## Aim of the exercise:
Reproduce the data exactly.

## Exercise input:
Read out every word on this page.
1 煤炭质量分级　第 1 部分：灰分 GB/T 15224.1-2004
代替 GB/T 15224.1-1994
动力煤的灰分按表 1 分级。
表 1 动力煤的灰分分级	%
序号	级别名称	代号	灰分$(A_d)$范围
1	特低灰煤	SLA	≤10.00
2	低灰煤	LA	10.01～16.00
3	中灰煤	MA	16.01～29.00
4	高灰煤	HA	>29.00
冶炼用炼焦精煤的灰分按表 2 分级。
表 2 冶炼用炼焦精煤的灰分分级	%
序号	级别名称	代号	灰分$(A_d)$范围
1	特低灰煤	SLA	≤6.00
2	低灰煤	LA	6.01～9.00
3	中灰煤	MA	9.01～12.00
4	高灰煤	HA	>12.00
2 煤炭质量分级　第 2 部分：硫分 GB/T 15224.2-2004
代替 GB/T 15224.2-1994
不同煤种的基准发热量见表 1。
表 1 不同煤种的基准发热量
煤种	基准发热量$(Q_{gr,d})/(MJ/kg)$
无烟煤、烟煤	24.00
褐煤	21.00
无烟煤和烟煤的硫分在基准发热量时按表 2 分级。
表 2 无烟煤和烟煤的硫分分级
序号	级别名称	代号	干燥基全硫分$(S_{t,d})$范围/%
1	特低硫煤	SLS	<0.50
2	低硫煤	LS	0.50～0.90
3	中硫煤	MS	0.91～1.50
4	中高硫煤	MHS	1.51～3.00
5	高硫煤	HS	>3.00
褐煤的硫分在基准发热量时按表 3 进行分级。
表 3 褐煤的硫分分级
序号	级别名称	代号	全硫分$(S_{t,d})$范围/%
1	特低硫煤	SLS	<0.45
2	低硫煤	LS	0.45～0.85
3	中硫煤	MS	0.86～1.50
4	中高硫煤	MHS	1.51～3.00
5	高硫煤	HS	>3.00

## Solution to this task:
Read out every word on this page.
1 煤炭质量分级　第 1 部分：灰分 GB/T 15224.1-2004
代替 GB/T 15224.1-1994
动力煤的灰分按表 1 分级。
表 1 动力煤的灰分分级	%
序号	级别名称	代号	灰分$(A_d)$范围
1	特低灰煤	SLA	≤10.00
2	低灰煤	LA	10.01～16.00
3	中灰煤	MA	16.01～29.00
4	高灰煤	HA	>29.00
冶炼用炼焦精煤的灰分按表 2 分级。
表 2 冶炼用炼焦精煤的灰分分级	%
序号	级别名称	代号	灰分$(A_d)$范围
1	特低灰煤	SLA	≤6.00
2	低灰煤	LA	6.01～9.00
3	中灰煤	MA	9.01～12.00
4	高灰煤	HA	>12.00
2 煤炭质量分级　第 2 部分：硫分 GB/T 15224.2-2004
代替 GB/T 15224.2-1994
不同煤种的基准发热量见表 1。
表 1 不同煤种的基准发热量
煤种	基准发热量$(Q_{gr,d})/(MJ/kg)$
无烟煤、烟煤	24.00
褐煤	21.00
无烟煤和烟煤的硫分在基准发热量时按表 2 分级。
表 2 无烟煤和烟煤的硫分分级
序号	级别名称	代号	干燥基全硫分$(S_{t,d})$范围/%
1	特低硫煤	SLS	<0.50
2	低硫煤	LS	0.50～0.90
3	中硫煤	MS	0.91～1.50
4	中高硫煤	MHS	1.51～3.00
5	高硫煤	HS	>3.00
褐煤的硫分在基准发热量时按表 3 进行分级。
表 3 褐煤的硫分分级
序号	级别名称	代号	全硫分$(S_{t,d})$范围/%
1	特低硫煤	SLS	<0.45
2	低硫煤	LS	0.45～0.85
3	中硫煤	MS	0.86～1.50
4	中高硫煤	MHS	1.51～3.00
5	高硫煤	HS	>3.00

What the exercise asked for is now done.